═══ Data excerpts

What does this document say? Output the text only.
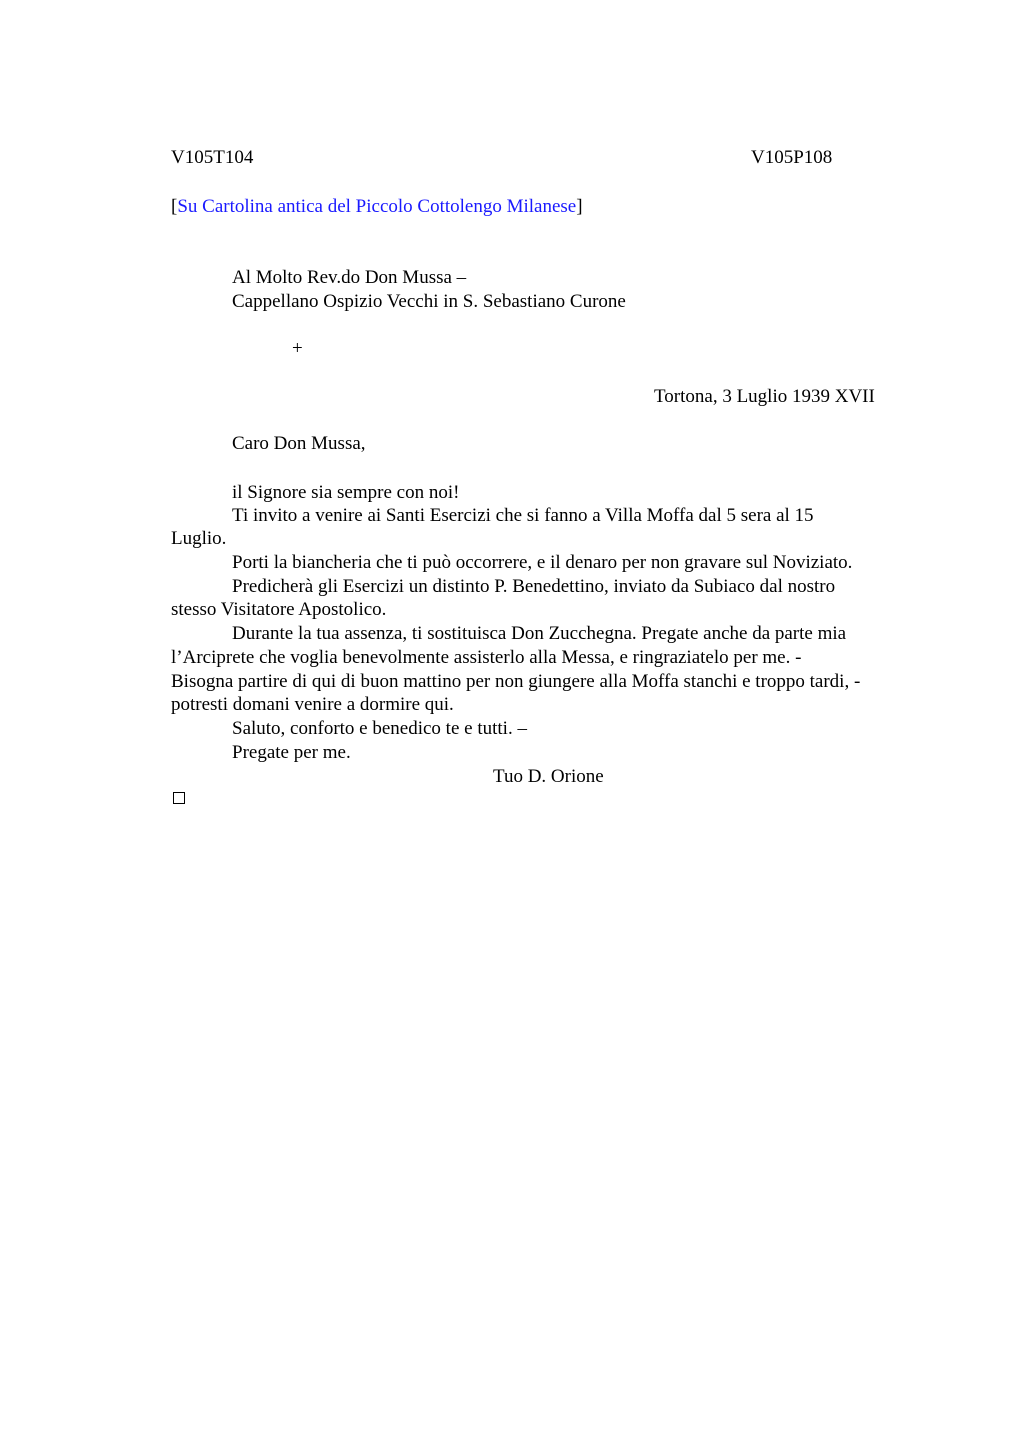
V105T104	V105P108
[Su Cartolina antica del Piccolo Cottolengo Milanese]
Al Molto Rev.do Don Mussa –
Cappellano Ospizio Vecchi in S. Sebastiano Curone
+
Tortona, 3 Luglio 1939 XVII
Caro Don Mussa,
il Signore sia sempre con noi!
Ti invito a venire ai Santi Esercizi che si fanno a Villa Moffa dal 5 sera al 15
Luglio.
Porti la biancheria che ti può occorrere, e il denaro per non gravare sul Noviziato.
Predicherà gli Esercizi un distinto P. Benedettino, inviato da Subiaco dal nostro
stesso Visitatore Apostolico.
Durante la tua assenza, ti sostituisca Don Zucchegna. Pregate anche da parte mia
l’Arciprete che voglia benevolmente assisterlo alla Messa, e ringraziatelo per me. -
Bisogna partire di qui di buon mattino per non giungere alla Moffa stanchi e troppo tardi, -
potresti domani venire a dormire qui.
Saluto, conforto e benedico te e tutti. –
Pregate per me.
Tuo D. Orione
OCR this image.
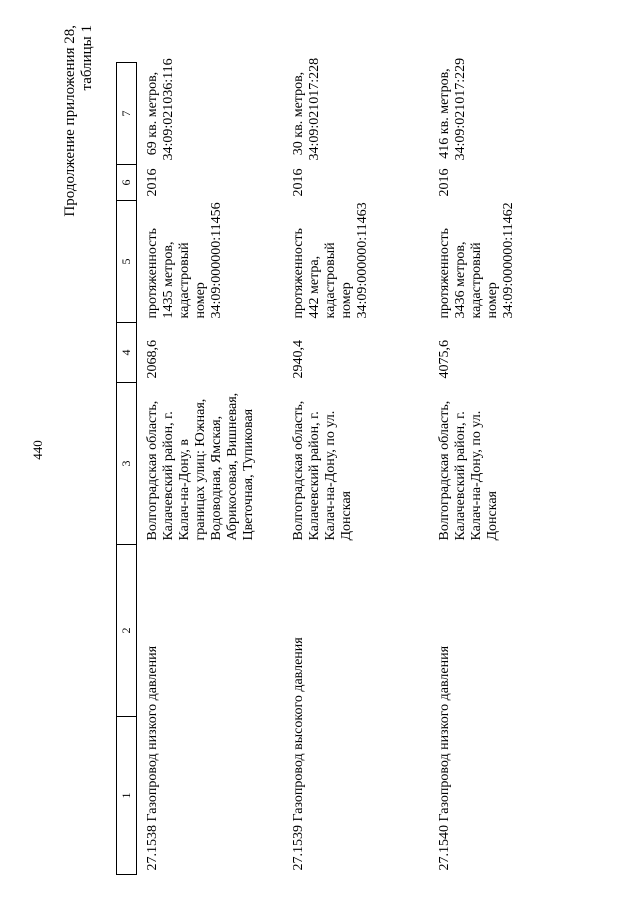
440
Продолжение приложения 28, таблицы 1
1	2	3	4	5	6	7
27.1538 Газопровод низкого давления		Волгоградская область, Калачевский район, г. Калач-на-Дону, в границах улиц: Южная, Водоводная, Ямская, Абрикосовая, Вишневая, Цветочная, Тупиковая	2068,6	протяженность 1435 метров, кадастровый номер 34:09:000000:11456	2016	69 кв. метров, 34:09:021036:116
27.1539 Газопровод высокого давления		Волгоградская область, Калачевский район, г. Калач-на-Дону, по ул. Донская	2940,4	протяженность 442 метра, кадастровый номер 34:09:000000:11463	2016	30 кв. метров, 34:09:021017:228
27.1540 Газопровод низкого давления		Волгоградская область, Калачевский район, г. Калач-на-Дону, по ул. Донская	4075,6	протяженность 3436 метров, кадастровый номер 34:09:000000:11462	2016	416 кв. метров, 34:09:021017:229
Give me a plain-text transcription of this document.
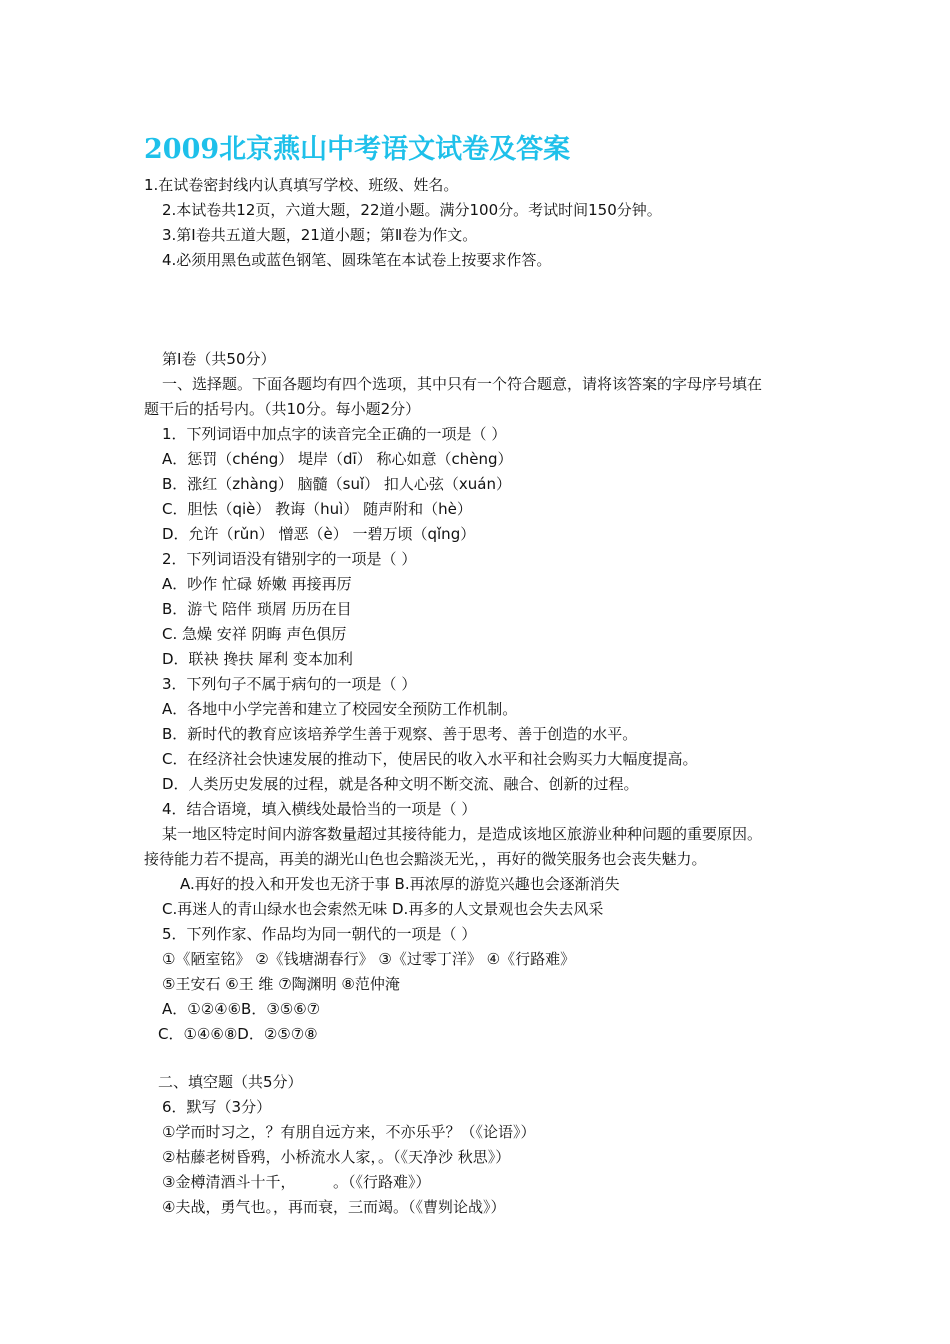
2009北京燕山中考语文试卷及答案
1.在试卷密封线内认真填写学校、班级、姓名。
2.本试卷共12页，六道大题，22道小题。满分100分。考试时间150分钟。
3.第Ⅰ卷共五道大题，21道小题；第Ⅱ卷为作文。
4.必须用黑色或蓝色钢笔、圆珠笔在本试卷上按要求作答。
第Ⅰ卷（共50分）
一、选择题。下面各题均有四个选项，其中只有一个符合题意，请将该答案的字母序号填在
题干后的括号内。（共10分。每小题2分）
1．下列词语中加点字的读音完全正确的一项是（ ）
A．惩罚（chéng） 堤岸（dī） 称心如意（chèng）
B．涨红（zhàng） 脑髓（suǐ） 扣人心弦（xuán）
C．胆怯（qiè） 教诲（huì） 随声附和（hè）
D．允许（rǔn） 憎恶（è） 一碧万顷（qǐng）
2．下列词语没有错别字的一项是（ ）
A．吵作 忙碌 娇嫩 再接再厉
B．游弋 陪伴 琐屑 历历在目
C. 急燥 安祥 阴晦 声色俱厉
D．联袂 搀扶 犀利 变本加利
3．下列句子不属于病句的一项是（ ）
A．各地中小学完善和建立了校园安全预防工作机制。
B．新时代的教育应该培养学生善于观察、善于思考、善于创造的水平。
C．在经济社会快速发展的推动下，使居民的收入水平和社会购买力大幅度提高。
D．人类历史发展的过程，就是各种文明不断交流、融合、创新的过程。
4．结合语境，填入横线处最恰当的一项是（ ）
某一地区特定时间内游客数量超过其接待能力，是造成该地区旅游业种种问题的重要原因。
接待能力若不提高，再美的湖光山色也会黯淡无光，，再好的微笑服务也会丧失魅力。
A.再好的投入和开发也无济于事 B.再浓厚的游览兴趣也会逐渐消失
C.再迷人的青山绿水也会索然无味 D.再多的人文景观也会失去风采
5．下列作家、作品均为同一朝代的一项是（ ）
①《陋室铭》 ②《钱塘湖春行》 ③《过零丁洋》 ④《行路难》
⑤王安石 ⑥王 维 ⑦陶渊明 ⑧范仲淹
A．①②④⑥B．③⑤⑥⑦
C．①④⑥⑧D．②⑤⑦⑧
二、填空题（共5分）
6．默写（3分）
①学而时习之，？有朋自远方来，不亦乐乎？（《论语》）
②枯藤老树昏鸦，小桥流水人家，。（《天净沙 秋思》）
③金樽清酒斗十千，　　　。（《行路难》）
④夫战，勇气也。，再而衰，三而竭。（《曹刿论战》）
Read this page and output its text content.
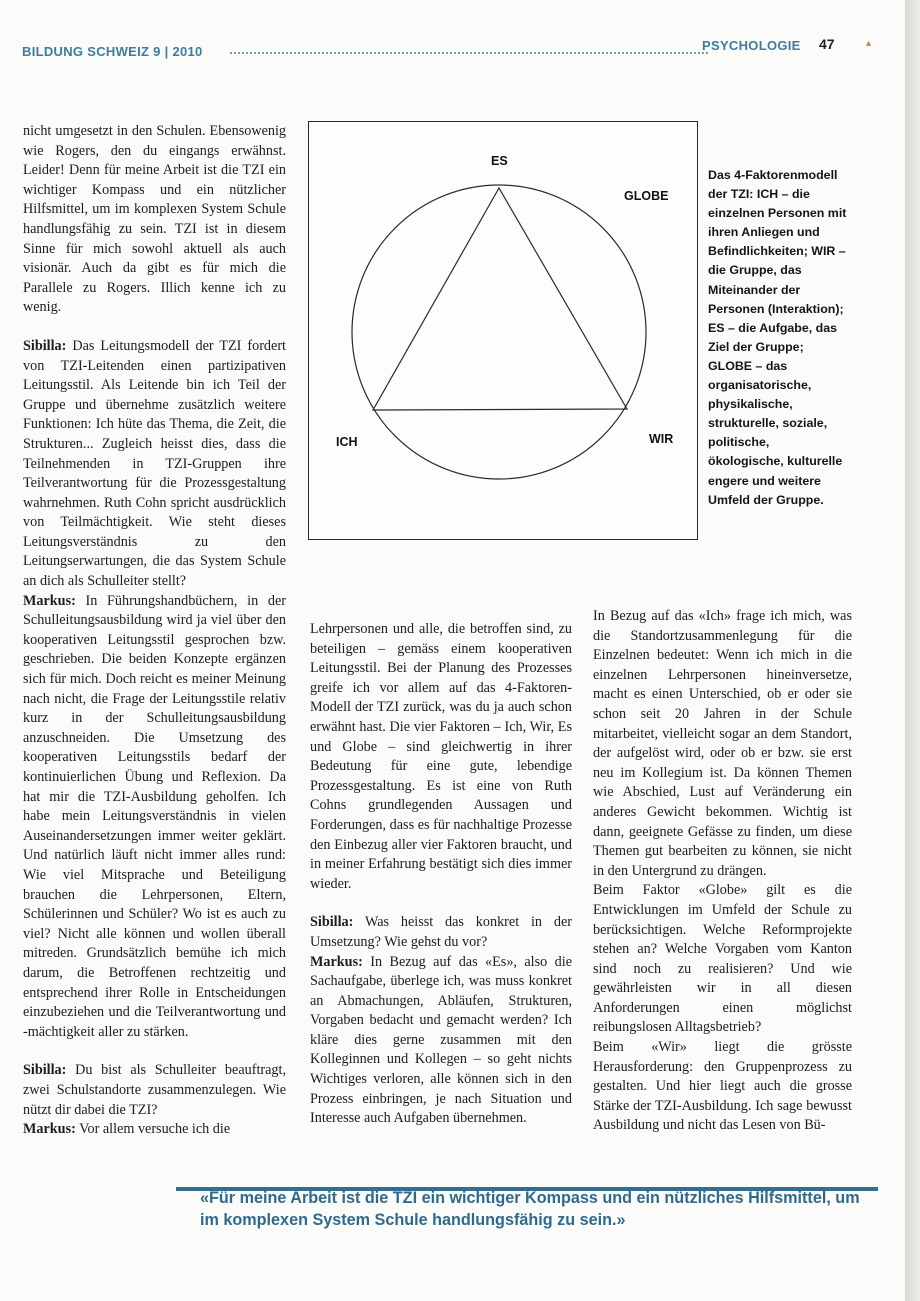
BILDUNG SCHWEIZ 9 | 2010	PSYCHOLOGIE 47	▴

nicht umgesetzt in den Schulen. Ebensowenig wie Rogers, den du eingangs erwähnst. Leider! Denn für meine Arbeit ist die TZI ein wichtiger Kompass und ein nützlicher Hilfsmittel, um im komplexen System Schule handlungsfähig zu sein. TZI ist in diesem Sinne für mich sowohl aktuell als auch visionär. Auch da gibt es für mich die Parallele zu Rogers. Illich kenne ich zu wenig.

Sibilla: Das Leitungsmodell der TZI fordert von TZI-Leitenden einen partizipativen Leitungsstil. Als Leitende bin ich Teil der Gruppe und übernehme zusätzlich weitere Funktionen: Ich hüte das Thema, die Zeit, die Strukturen... Zugleich heisst dies, dass die Teilnehmenden in TZI-Gruppen ihre Teilverantwortung für die Prozessgestaltung wahrnehmen. Ruth Cohn spricht ausdrücklich von Teilmächtigkeit. Wie steht dieses Leitungsverständnis zu den Leitungserwartungen, die das System Schule an dich als Schulleiter stellt?

Markus: In Führungshandbüchern, in der Schulleitungsausbildung wird ja viel über den kooperativen Leitungsstil gesprochen bzw. geschrieben. Die beiden Konzepte ergänzen sich für mich. Doch reicht es meiner Meinung nach nicht, die Frage der Leitungsstile relativ kurz in der Schulleitungsausbildung anzuschneiden. Die Umsetzung des kooperativen Leitungsstils bedarf der kontinuierlichen Übung und Reflexion. Da hat mir die TZI-Ausbildung geholfen. Ich habe mein Leitungsverständnis in vielen Auseinandersetzungen immer weiter geklärt. Und natürlich läuft nicht immer alles rund: Wie viel Mitsprache und Beteiligung brauchen die Lehrpersonen, Eltern, Schülerinnen und Schüler? Wo ist es auch zu viel? Nicht alle können und wollen überall mitreden. Grundsätzlich bemühe ich mich darum, die Betroffenen rechtzeitig und entsprechend ihrer Rolle in Entscheidungen einzubeziehen und die Teilverantwortung und -mächtigkeit aller zu stärken.

Sibilla: Du bist als Schulleiter beauftragt, zwei Schulstandorte zusammenzulegen. Wie nützt dir dabei die TZI?

Markus: Vor allem versuche ich die

ES
GLOBE
ICH	WIR
Das 4-Faktorenmodell der TZI: ICH – die einzelnen Personen mit ihren Anliegen und Befindlichkeiten; WIR – die Gruppe, das Miteinander der Personen (Interaktion); ES – die Aufgabe, das Ziel der Gruppe; GLOBE – das organisatorische, physikalische, strukturelle, soziale, politische, ökologische, kulturelle engere und weitere Umfeld der Gruppe.

Lehrpersonen und alle, die betroffen sind, zu beteiligen – gemäss einem kooperativen Leitungsstil. Bei der Planung des Prozesses greife ich vor allem auf das 4-Faktoren-Modell der TZI zurück, was du ja auch schon erwähnt hast. Die vier Faktoren – Ich, Wir, Es und Globe – sind gleichwertig in ihrer Bedeutung für eine gute, lebendige Prozessgestaltung. Es ist eine von Ruth Cohns grundlegenden Aussagen und Forderungen, dass es für nachhaltige Prozesse den Einbezug aller vier Faktoren braucht, und in meiner Erfahrung bestätigt sich dies immer wieder.

Sibilla: Was heisst das konkret in der Umsetzung? Wie gehst du vor?

Markus: In Bezug auf das «Es», also die Sachaufgabe, überlege ich, was muss konkret an Abmachungen, Abläufen, Strukturen, Vorgaben bedacht und gemacht werden? Ich kläre dies gerne zusammen mit den Kolleginnen und Kollegen – so geht nichts Wichtiges verloren, alle können sich in den Prozess einbringen, je nach Situation und Interesse auch Aufgaben übernehmen.

In Bezug auf das «Ich» frage ich mich, was die Standortzusammenlegung für die Einzelnen bedeutet: Wenn ich mich in die einzelnen Lehrpersonen hineinversetze, macht es einen Unterschied, ob er oder sie schon seit 20 Jahren in der Schule mitarbeitet, vielleicht sogar an dem Standort, der aufgelöst wird, oder ob er bzw. sie erst neu im Kollegium ist. Da können Themen wie Abschied, Lust auf Veränderung ein anderes Gewicht bekommen. Wichtig ist dann, geeignete Gefässe zu finden, um diese Themen gut bearbeiten zu können, sie nicht in den Untergrund zu drängen.

Beim Faktor «Globe» gilt es die Entwicklungen im Umfeld der Schule zu berücksichtigen. Welche Reformprojekte stehen an? Welche Vorgaben vom Kanton sind noch zu realisieren? Und wie gewährleisten wir in all diesen Anforderungen einen möglichst reibungslosen Alltagsbetrieb?

Beim «Wir» liegt die grösste Herausforderung: den Gruppenprozess zu gestalten. Und hier liegt auch die grosse Stärke der TZI-Ausbildung. Ich sage bewusst Ausbildung und nicht das Lesen von Bü-

«Für meine Arbeit ist die TZI ein wichtiger Kompass und ein nützliches Hilfsmittel, um im komplexen System Schule handlungsfähig zu sein.»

══════

Description of the task: Identify the lines of the entries containing the string "Pregate". Copy each such line.

Response:
Durante la tua assenza, ti sostituisca Don Zucchegna. Pregate anche da parte mia
Pregate per me.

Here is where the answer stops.